[Start Supplied entries]
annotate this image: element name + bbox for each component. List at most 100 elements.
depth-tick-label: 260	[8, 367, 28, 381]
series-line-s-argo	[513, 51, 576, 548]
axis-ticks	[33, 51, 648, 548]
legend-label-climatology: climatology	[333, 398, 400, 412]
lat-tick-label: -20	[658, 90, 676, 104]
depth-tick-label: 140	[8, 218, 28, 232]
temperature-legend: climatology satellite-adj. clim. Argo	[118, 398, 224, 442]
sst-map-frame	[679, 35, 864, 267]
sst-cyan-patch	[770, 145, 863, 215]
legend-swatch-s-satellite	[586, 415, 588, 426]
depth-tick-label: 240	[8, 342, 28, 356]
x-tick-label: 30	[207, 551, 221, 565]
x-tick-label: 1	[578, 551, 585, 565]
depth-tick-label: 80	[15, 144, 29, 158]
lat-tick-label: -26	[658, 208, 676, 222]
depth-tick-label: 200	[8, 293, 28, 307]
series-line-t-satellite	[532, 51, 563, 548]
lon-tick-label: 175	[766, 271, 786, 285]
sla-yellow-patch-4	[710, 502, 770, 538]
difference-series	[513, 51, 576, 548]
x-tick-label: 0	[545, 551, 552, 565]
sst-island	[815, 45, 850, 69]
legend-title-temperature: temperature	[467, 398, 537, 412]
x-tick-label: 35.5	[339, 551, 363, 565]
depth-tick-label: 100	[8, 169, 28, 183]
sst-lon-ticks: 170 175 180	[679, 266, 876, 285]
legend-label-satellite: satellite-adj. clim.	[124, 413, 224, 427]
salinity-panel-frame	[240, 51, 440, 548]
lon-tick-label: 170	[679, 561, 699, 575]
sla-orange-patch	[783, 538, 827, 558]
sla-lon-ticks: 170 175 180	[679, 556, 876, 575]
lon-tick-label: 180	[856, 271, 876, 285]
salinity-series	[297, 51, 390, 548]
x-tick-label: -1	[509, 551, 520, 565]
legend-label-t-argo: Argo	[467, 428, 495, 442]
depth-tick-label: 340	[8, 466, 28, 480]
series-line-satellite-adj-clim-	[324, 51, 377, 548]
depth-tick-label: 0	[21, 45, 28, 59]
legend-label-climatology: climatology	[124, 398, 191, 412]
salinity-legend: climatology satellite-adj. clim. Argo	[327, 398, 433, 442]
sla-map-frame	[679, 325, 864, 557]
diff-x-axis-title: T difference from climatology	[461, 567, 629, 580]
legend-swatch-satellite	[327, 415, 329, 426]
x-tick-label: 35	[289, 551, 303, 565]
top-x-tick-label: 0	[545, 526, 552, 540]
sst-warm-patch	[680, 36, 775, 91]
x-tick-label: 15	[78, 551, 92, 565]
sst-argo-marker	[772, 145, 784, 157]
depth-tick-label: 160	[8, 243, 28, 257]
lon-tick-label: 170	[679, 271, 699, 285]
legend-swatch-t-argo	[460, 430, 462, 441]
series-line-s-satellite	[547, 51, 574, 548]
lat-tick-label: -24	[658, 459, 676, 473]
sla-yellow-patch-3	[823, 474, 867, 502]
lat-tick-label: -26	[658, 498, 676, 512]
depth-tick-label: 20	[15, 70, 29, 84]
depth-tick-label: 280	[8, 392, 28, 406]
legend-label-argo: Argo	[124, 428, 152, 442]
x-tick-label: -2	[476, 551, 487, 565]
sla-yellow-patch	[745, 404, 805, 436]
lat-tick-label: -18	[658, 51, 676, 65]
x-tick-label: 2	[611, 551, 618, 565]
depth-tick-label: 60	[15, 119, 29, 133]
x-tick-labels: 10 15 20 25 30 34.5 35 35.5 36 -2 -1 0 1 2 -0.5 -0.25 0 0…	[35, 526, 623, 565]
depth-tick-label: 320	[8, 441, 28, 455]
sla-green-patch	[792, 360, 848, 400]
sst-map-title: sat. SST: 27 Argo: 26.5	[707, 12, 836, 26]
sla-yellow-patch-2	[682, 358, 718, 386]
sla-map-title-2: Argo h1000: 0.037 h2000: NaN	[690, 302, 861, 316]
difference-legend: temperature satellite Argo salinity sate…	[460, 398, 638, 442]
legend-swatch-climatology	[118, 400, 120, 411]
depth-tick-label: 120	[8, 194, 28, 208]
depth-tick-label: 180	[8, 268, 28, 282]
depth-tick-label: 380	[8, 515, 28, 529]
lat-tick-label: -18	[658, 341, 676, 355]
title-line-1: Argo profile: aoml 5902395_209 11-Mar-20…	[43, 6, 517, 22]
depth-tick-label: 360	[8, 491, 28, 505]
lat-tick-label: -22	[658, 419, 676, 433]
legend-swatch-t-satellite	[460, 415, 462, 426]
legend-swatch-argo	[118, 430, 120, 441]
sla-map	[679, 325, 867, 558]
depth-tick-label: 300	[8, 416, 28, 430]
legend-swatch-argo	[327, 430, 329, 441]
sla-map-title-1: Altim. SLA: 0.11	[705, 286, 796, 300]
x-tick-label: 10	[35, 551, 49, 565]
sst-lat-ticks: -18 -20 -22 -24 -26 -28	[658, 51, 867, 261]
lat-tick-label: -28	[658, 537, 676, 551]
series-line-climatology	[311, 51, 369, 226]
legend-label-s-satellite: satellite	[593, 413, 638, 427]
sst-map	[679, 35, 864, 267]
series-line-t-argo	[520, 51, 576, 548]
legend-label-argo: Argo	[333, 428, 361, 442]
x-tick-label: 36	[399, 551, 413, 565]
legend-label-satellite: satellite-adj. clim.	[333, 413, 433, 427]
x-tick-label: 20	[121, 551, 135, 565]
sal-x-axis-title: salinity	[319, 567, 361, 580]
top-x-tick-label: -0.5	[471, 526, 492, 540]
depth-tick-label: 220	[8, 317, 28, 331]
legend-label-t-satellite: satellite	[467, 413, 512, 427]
[End Supplied entries]
• **Given exercise**:
Copy out, character for character, the rows that run from the start of the extracted records through the line containing "398, 400, 412]", including both of those ends.

• **Correct answer**:
annotate this image: element name + bbox for each component. List at most 100 elements.
depth-tick-label: 260	[8, 367, 28, 381]
series-line-s-argo	[513, 51, 576, 548]
axis-ticks	[33, 51, 648, 548]
legend-label-climatology: climatology	[333, 398, 400, 412]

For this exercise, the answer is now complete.